** Begin **

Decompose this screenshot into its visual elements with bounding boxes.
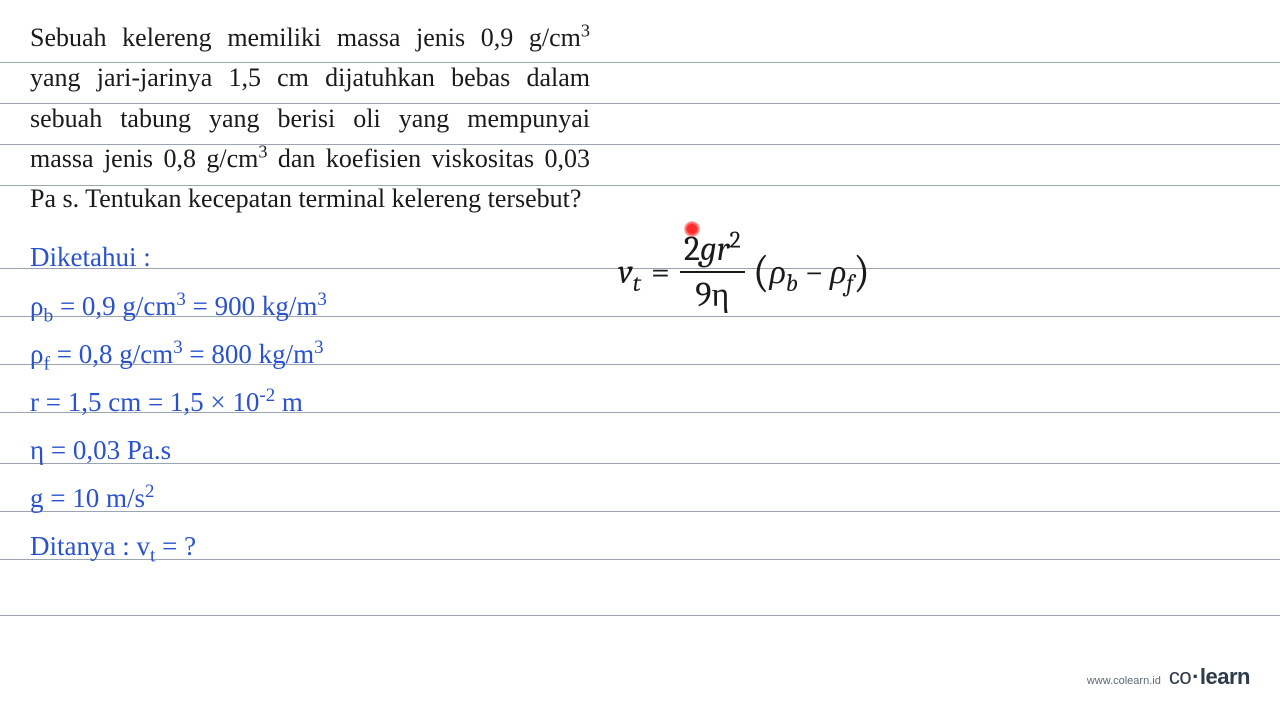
logo-learn: learn [1200,664,1250,689]
logo-co: co [1169,664,1191,689]
known-header: Diketahui : [30,233,570,281]
fraction-numerator: 2gr2 [680,229,745,273]
rho-f-eq: = 800 kg/m [183,339,314,369]
known-r: r = 1,5 cm = 1,5 × 10-2 m [30,378,570,426]
known-rho-b: ρb = 0,9 g/cm3 = 900 kg/m3 [30,282,570,330]
footer-logo: co·learn [1169,664,1250,690]
solution-section: Diketahui : ρb = 0,9 g/cm3 = 900 kg/m3 ρ… [30,233,1250,569]
r-sup: -2 [259,385,275,406]
rho-f-sup: 3 [173,337,182,358]
num-sup: 2 [729,227,740,254]
rho-f-val: = 0,8 g/cm [50,339,173,369]
known-g: g = 10 m/s2 [30,474,570,522]
footer-url: www.colearn.id [1087,675,1161,687]
rho-b-val: = 0,9 g/cm [53,291,176,321]
rho-b-sup: 3 [176,289,185,310]
rho-difference: ρb − ρf [769,252,853,292]
problem-line1: Sebuah kelereng memiliki massa jenis 0,9… [30,23,581,52]
fraction-denominator: 9η [691,273,733,315]
f-rho-b-sub: b [786,270,798,298]
f-rho-f: ρ [830,252,846,292]
den-9eta: 9η [695,275,729,315]
known-rho-f: ρf = 0,8 g/cm3 = 800 kg/m3 [30,330,570,378]
g-label: g = 10 m/s [30,483,145,513]
problem-line5: kecepatan terminal kelereng tersebut? [188,184,581,213]
problem-text: Sebuah kelereng memiliki massa jenis 0,9… [30,18,590,219]
logo-dot: · [1192,664,1199,689]
rho-b-sup2: 3 [317,289,326,310]
formula-fraction: 2gr2 9η [680,229,745,315]
rho-b-sub: b [43,305,53,326]
content-area: Sebuah kelereng memiliki massa jenis 0,9… [0,0,1280,570]
num-gr: gr [700,229,730,269]
f-rho-f-sub: f [846,270,853,298]
f-rho-b: ρ [769,252,785,292]
r-end: m [275,387,303,417]
formula-vt: vt [618,252,641,292]
rho-f-label: ρ [30,339,43,369]
problem-line1-end: yang [30,63,81,92]
known-values: Diketahui : ρb = 0,9 g/cm3 = 900 kg/m3 ρ… [30,233,570,569]
known-eta: η = 0,03 Pa.s [30,426,570,474]
problem-line4a: g/cm [206,144,258,173]
f-minus: − [798,252,830,292]
asked-end: = ? [155,531,196,561]
asked-label: Ditanya : v [30,531,150,561]
g-sup: 2 [145,481,154,502]
r-label: r = 1,5 cm = 1,5 × 10 [30,387,259,417]
formula-v-sub: t [633,270,641,298]
footer: www.colearn.id co·learn [1087,664,1250,690]
rho-b-eq: = 900 kg/m [186,291,317,321]
rho-b-label: ρ [30,291,43,321]
known-asked: Ditanya : vt = ? [30,522,570,570]
problem-line1-sup: 3 [581,20,590,40]
formula-v: v [618,252,633,292]
rho-f-sup2: 3 [314,337,323,358]
formula-equals: = [651,252,670,292]
terminal-velocity-formula: vt = 2gr2 9η ( ρb − ρf ) [618,229,870,315]
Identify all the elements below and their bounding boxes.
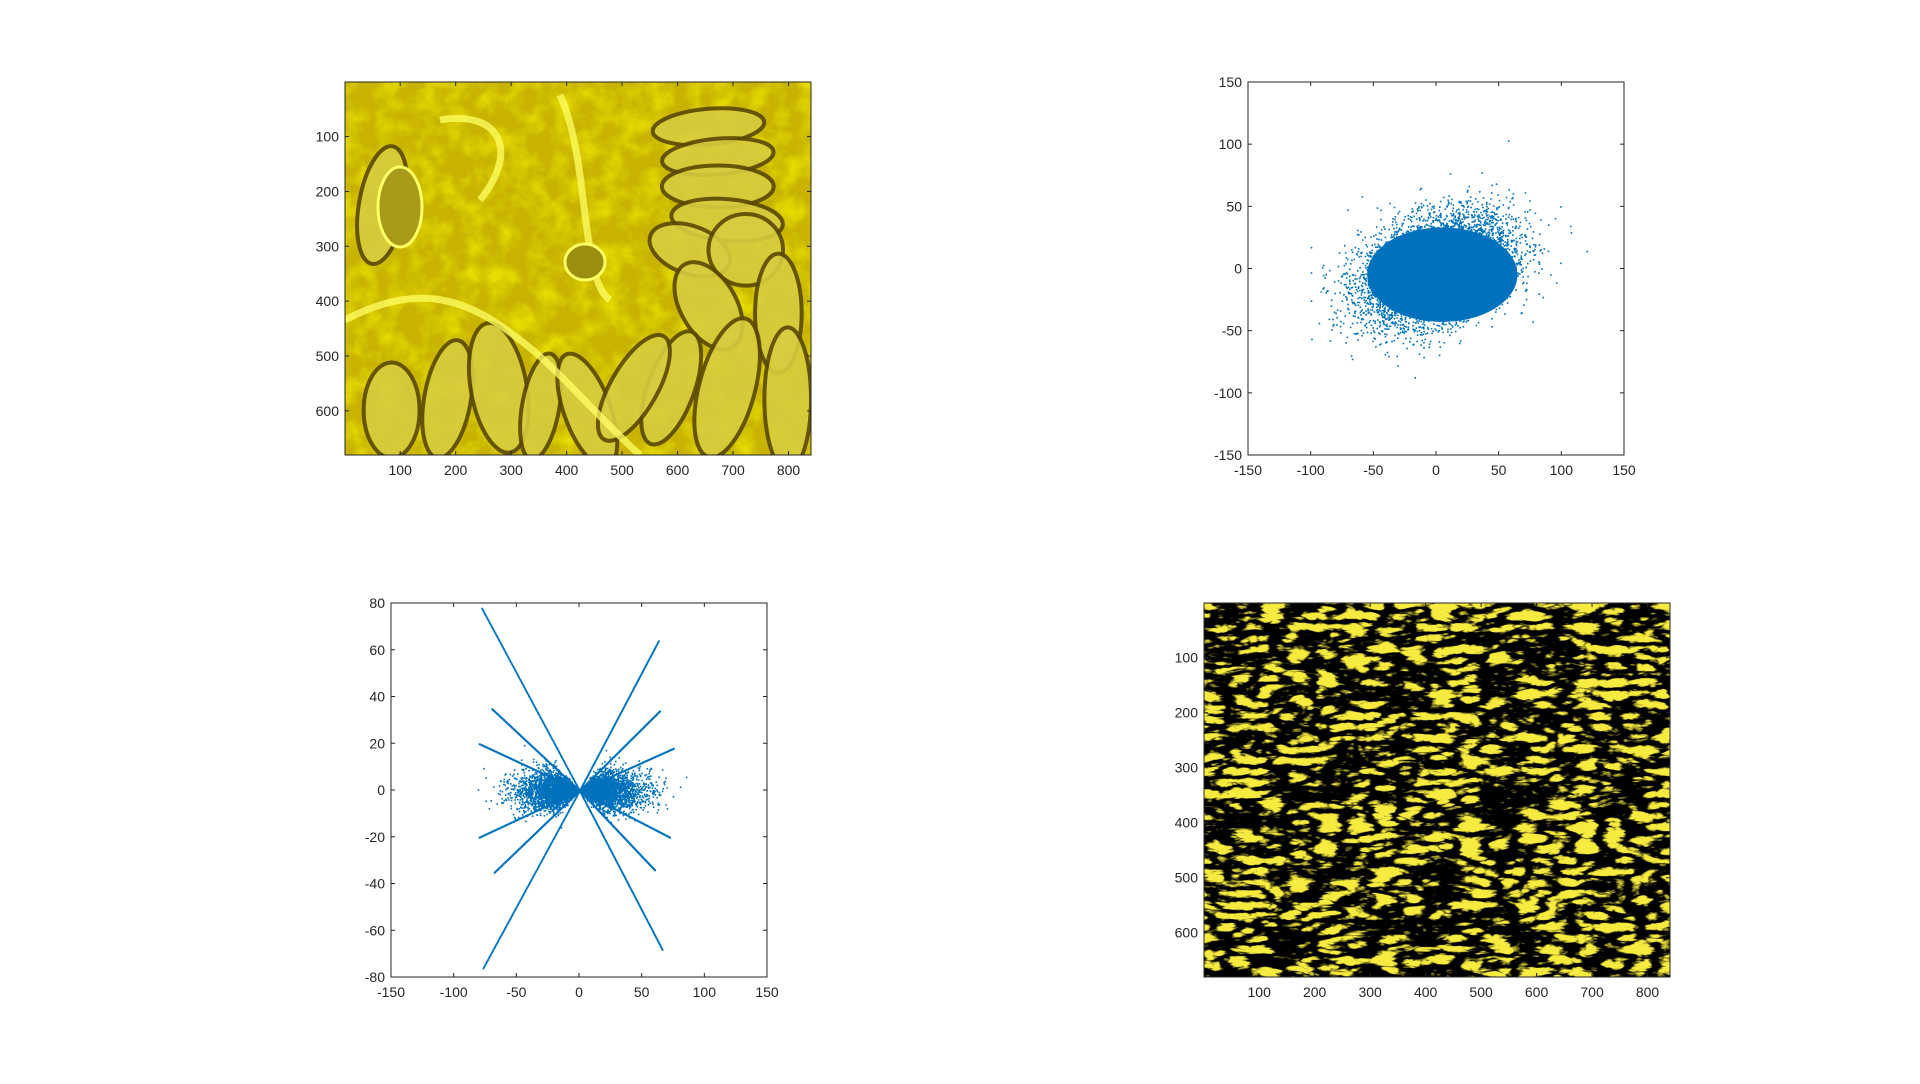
x-tick-label: 300 (499, 462, 523, 478)
scatter-dense-core (1367, 227, 1518, 322)
x-tick-label: 800 (1636, 984, 1660, 1000)
crypt-structure (692, 316, 762, 455)
crypt-structure (518, 351, 564, 455)
axes-scatter-top-right: -150 -100 -50 0 50 100 150 -150 -100 -50 0 50 100 15… (1214, 74, 1636, 478)
histology-image (345, 82, 811, 455)
x-tick-label: 600 (666, 462, 690, 478)
x-tick-label: 700 (1580, 984, 1604, 1000)
y-tick-label: -50 (1222, 323, 1242, 339)
x-tick-label: 700 (721, 462, 745, 478)
x-tick-label: -100 (1297, 462, 1325, 478)
y-tick-label: 100 (316, 129, 340, 145)
axes-image-top-left: 100 200 300 400 500 600 700 800 100 200 300 400 500… (316, 81, 812, 478)
x-tick-label: 150 (1612, 462, 1636, 478)
y-tick-label: -100 (1214, 385, 1242, 401)
crypt-structure (361, 360, 422, 455)
x-tick-label: 0 (575, 984, 583, 1000)
x-tick-label: 50 (634, 984, 650, 1000)
x-tick-label: -150 (1234, 462, 1262, 478)
x-tick-label: 100 (389, 462, 413, 478)
x-ticks: -150 -100 -50 0 50 100 150 (1234, 82, 1636, 478)
y-ticks: 100 200 300 400 500 600 (316, 129, 811, 419)
y-tick-label: 150 (1219, 74, 1243, 90)
y-tick-label: -150 (1214, 447, 1242, 463)
crypt-structure (762, 325, 811, 455)
scatter-point-rays (477, 607, 688, 970)
x-tick-label: 100 (1248, 984, 1272, 1000)
x-tick-label: 0 (1432, 462, 1440, 478)
vessel-structure (376, 165, 424, 249)
x-tick-label: 500 (1469, 984, 1493, 1000)
y-tick-label: 80 (369, 595, 385, 611)
y-tick-label: 20 (369, 735, 385, 751)
y-tick-label: 300 (316, 238, 340, 254)
fiber-band (345, 294, 643, 455)
y-tick-label: 600 (1175, 925, 1199, 941)
x-tick-label: 400 (1414, 984, 1438, 1000)
y-tick-label: 100 (1219, 136, 1243, 152)
x-ticks: 100 200 300 400 500 600 700 800 (1248, 603, 1660, 1000)
scatter-points (1310, 140, 1588, 379)
y-tick-label: 40 (369, 689, 385, 705)
y-tick-label: 400 (316, 293, 340, 309)
x-tick-label: -150 (377, 984, 405, 1000)
y-tick-label: 100 (1175, 650, 1199, 666)
edge-image (1204, 603, 1670, 977)
y-tick-label: -40 (365, 876, 385, 892)
x-tick-label: 200 (1303, 984, 1327, 1000)
y-tick-label: 600 (316, 403, 340, 419)
axes-scatter-bottom-left: -150 -100 -50 0 50 100 150 -80 -60 -40 -20 0 20 40 60… (365, 595, 779, 1000)
fiber-band (439, 115, 505, 203)
x-tick-label: 50 (1491, 462, 1507, 478)
y-tick-label: 500 (316, 348, 340, 364)
x-tick-label: 600 (1525, 984, 1549, 1000)
y-tick-label: 0 (377, 782, 385, 798)
x-tick-label: 100 (1550, 462, 1574, 478)
crypt-structure (420, 338, 475, 455)
y-ticks: -150 -100 -50 0 50 100 150 (1214, 74, 1624, 463)
y-tick-label: 200 (1175, 705, 1199, 721)
x-tick-label: 400 (555, 462, 579, 478)
x-tick-label: -50 (1363, 462, 1383, 478)
y-tick-label: -60 (365, 922, 385, 938)
y-tick-label: -80 (365, 969, 385, 985)
x-ticks: 100 200 300 400 500 600 700 800 (389, 82, 801, 478)
y-tick-label: 60 (369, 642, 385, 658)
y-tick-label: 300 (1175, 760, 1199, 776)
y-tick-label: 0 (1234, 261, 1242, 277)
x-tick-label: 300 (1358, 984, 1382, 1000)
y-tick-label: 500 (1175, 870, 1199, 886)
fiber-band (556, 93, 613, 303)
y-tick-label: -20 (365, 829, 385, 845)
y-tick-label: 50 (1226, 198, 1242, 214)
x-tick-label: 800 (777, 462, 801, 478)
x-tick-label: -100 (440, 984, 468, 1000)
scatter-points (477, 607, 688, 970)
axes-image-bottom-right: 100 200 300 400 500 600 700 800 100 200 300 400 500… (1175, 602, 1671, 1000)
x-tick-label: 500 (610, 462, 634, 478)
x-tick-label: 150 (755, 984, 779, 1000)
y-tick-label: 400 (1175, 815, 1199, 831)
vessel-structure (563, 242, 607, 282)
x-tick-label: 100 (693, 984, 717, 1000)
crypt-structure (595, 332, 672, 443)
y-ticks: -80 -60 -40 -20 0 20 40 60 80 (365, 595, 767, 985)
y-ticks: 100 200 300 400 500 600 (1175, 650, 1670, 941)
x-tick-label: 200 (444, 462, 468, 478)
x-ticks: -150 -100 -50 0 50 100 150 (377, 603, 779, 1000)
y-tick-label: 200 (316, 183, 340, 199)
x-tick-label: -50 (506, 984, 526, 1000)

** End **

• [AIM]
Please render the part of the lines that opens with the line containing "x-tick-label: 300 (499, 462, 523, 478)" and closes with the line containing "y-tick-label: 600 (1175, 925, 1199, 941)" as a numbered list, leaving out any blank lines.

• [FINAL ANSWER]
1. x-tick-label: 300 (499, 462, 523, 478)
2. scatter-dense-core (1367, 227, 1518, 322)
3. x-tick-label: 800 (1636, 984, 1660, 1000)
4. crypt-structure (692, 316, 762, 455)
5. crypt-structure (518, 351, 564, 455)
6. axes-scatter-top-right: -150 -100 -50 0 50 100 150 -150 -100 -50 0 50 100 15… (1214, 74, 1636, 478)
7. histology-image (345, 82, 811, 455)
8. x-tick-label: 600 (666, 462, 690, 478)
9. x-tick-label: 700 (1580, 984, 1604, 1000)
10. y-tick-label: -50 (1222, 323, 1242, 339)
11. x-tick-label: 700 (721, 462, 745, 478)
12. x-tick-label: -100 (1297, 462, 1325, 478)
13. y-tick-label: 100 (316, 129, 340, 145)
14. axes-image-top-left: 100 200 300 400 500 600 700 800 100 200 300 400 500… (316, 81, 812, 478)
15. x-tick-label: 150 (1612, 462, 1636, 478)
16. y-tick-label: -100 (1214, 385, 1242, 401)
17. crypt-structure (361, 360, 422, 455)
18. x-tick-label: 0 (575, 984, 583, 1000)
19. x-tick-label: 50 (634, 984, 650, 1000)
20. x-tick-label: -150 (1234, 462, 1262, 478)
21. x-tick-label: 100 (389, 462, 413, 478)
22. x-ticks: -150 -100 -50 0 50 100 150 (1234, 82, 1636, 478)
23. y-ticks: 100 200 300 400 500 600 (316, 129, 811, 419)
24. y-tick-label: 150 (1219, 74, 1243, 90)
25. y-tick-label: -150 (1214, 447, 1242, 463)
26. crypt-structure (762, 325, 811, 455)
27. scatter-point-rays (477, 607, 688, 970)
28. x-tick-label: 100 (1248, 984, 1272, 1000)
29. x-tick-label: 0 (1432, 462, 1440, 478)
30. vessel-structure (376, 165, 424, 249)
31. x-tick-label: 500 (1469, 984, 1493, 1000)
32. y-tick-label: 80 (369, 595, 385, 611)
33. y-tick-label: 20 (369, 735, 385, 751)
34. y-tick-label: 300 (316, 238, 340, 254)
35. fiber-band (345, 294, 643, 455)
36. y-tick-label: 600 (1175, 925, 1199, 941)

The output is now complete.